* _Records supplied_
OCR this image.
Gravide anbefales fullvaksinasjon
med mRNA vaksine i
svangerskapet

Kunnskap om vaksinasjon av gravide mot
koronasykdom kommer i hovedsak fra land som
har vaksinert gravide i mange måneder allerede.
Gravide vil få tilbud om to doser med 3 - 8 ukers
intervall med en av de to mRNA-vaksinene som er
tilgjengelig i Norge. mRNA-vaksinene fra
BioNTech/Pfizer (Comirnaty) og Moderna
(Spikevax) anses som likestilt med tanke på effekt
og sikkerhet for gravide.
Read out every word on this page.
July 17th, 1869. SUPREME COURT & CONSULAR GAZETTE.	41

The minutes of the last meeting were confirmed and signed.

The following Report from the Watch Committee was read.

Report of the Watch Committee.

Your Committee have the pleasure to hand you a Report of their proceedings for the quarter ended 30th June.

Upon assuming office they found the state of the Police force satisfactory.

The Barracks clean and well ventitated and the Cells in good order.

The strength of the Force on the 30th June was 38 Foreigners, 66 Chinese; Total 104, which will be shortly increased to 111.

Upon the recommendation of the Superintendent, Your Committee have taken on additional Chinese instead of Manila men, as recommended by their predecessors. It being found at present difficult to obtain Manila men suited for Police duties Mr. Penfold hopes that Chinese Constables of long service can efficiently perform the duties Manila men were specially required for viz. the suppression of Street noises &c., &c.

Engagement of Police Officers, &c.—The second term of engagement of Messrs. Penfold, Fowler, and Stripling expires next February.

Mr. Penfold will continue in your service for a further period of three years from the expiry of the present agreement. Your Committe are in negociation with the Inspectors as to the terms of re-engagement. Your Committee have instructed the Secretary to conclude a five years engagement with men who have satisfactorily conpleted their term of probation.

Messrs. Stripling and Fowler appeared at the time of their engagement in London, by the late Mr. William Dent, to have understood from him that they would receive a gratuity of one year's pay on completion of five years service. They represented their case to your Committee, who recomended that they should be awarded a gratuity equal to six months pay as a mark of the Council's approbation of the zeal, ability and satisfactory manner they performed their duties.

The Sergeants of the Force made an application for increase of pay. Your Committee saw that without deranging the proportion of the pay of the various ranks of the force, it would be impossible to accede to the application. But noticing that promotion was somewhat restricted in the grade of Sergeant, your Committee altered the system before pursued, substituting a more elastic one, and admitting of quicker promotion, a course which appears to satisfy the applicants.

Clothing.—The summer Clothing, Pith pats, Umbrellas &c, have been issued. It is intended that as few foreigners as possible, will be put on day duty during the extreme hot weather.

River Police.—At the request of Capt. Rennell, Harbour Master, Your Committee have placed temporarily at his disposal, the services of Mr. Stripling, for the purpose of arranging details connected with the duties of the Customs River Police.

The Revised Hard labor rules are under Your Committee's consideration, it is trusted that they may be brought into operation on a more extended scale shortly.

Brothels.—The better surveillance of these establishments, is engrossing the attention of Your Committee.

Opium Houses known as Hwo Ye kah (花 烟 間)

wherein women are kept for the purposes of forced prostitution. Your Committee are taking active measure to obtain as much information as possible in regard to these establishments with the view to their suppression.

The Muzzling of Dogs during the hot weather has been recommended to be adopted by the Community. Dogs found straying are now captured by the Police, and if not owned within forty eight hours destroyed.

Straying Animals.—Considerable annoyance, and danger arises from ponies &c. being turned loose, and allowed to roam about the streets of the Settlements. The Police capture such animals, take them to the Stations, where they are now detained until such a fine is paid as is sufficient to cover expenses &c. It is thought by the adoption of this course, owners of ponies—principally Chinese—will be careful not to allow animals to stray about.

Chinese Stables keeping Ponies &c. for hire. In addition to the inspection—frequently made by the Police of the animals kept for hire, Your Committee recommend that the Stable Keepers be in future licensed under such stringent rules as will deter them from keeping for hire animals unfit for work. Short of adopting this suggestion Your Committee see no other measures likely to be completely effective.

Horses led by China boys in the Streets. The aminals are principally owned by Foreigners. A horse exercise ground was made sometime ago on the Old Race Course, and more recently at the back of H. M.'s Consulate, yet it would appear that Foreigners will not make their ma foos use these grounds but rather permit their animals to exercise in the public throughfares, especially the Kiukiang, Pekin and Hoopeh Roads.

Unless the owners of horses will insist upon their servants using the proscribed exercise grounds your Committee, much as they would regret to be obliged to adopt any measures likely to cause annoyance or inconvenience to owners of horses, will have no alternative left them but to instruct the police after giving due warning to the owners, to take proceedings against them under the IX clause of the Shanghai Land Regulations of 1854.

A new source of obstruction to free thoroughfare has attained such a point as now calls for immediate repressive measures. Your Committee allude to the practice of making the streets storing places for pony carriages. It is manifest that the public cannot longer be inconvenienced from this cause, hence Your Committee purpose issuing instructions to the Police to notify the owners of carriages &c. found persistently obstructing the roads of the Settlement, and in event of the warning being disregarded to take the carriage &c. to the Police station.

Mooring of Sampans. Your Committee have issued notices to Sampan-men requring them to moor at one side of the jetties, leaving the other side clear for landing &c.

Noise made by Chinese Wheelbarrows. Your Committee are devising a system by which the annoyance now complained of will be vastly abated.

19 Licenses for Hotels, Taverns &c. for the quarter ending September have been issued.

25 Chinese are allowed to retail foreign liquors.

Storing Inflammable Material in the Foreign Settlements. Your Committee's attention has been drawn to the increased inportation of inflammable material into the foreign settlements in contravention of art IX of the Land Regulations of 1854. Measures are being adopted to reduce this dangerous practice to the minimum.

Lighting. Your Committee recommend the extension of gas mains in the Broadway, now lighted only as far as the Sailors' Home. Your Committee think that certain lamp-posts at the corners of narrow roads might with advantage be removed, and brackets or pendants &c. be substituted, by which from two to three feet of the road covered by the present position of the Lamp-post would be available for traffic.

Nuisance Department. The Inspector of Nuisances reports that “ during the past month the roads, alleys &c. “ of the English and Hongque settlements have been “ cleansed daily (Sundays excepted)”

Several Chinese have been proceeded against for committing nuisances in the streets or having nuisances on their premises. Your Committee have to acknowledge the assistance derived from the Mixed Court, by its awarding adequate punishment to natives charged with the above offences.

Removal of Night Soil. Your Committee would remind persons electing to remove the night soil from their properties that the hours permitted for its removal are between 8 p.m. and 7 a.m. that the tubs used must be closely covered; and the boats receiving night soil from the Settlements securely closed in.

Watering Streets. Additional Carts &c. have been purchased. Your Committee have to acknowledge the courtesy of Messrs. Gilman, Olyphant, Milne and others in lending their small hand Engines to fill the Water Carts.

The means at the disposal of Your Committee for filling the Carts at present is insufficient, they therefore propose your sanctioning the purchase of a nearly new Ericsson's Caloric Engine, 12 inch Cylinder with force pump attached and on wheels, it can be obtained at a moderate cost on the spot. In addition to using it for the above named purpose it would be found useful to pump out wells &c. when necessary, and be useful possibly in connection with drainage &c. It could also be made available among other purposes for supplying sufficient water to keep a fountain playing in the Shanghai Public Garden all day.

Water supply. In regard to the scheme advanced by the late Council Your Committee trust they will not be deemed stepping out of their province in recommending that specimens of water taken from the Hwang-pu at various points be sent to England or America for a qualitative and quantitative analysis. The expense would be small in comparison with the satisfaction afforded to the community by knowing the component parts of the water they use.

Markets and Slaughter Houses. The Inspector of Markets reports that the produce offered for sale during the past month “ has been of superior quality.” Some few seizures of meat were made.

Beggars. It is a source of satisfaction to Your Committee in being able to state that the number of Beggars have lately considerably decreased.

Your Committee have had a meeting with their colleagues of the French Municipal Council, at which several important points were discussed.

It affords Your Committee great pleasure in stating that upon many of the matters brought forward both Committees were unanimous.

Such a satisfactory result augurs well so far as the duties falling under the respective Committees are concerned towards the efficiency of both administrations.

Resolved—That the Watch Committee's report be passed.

* _Your task_
Check every line of the entries above for the word "shortly" and report how many lines contain it, giving the number only.

* _Result of the exercise_
2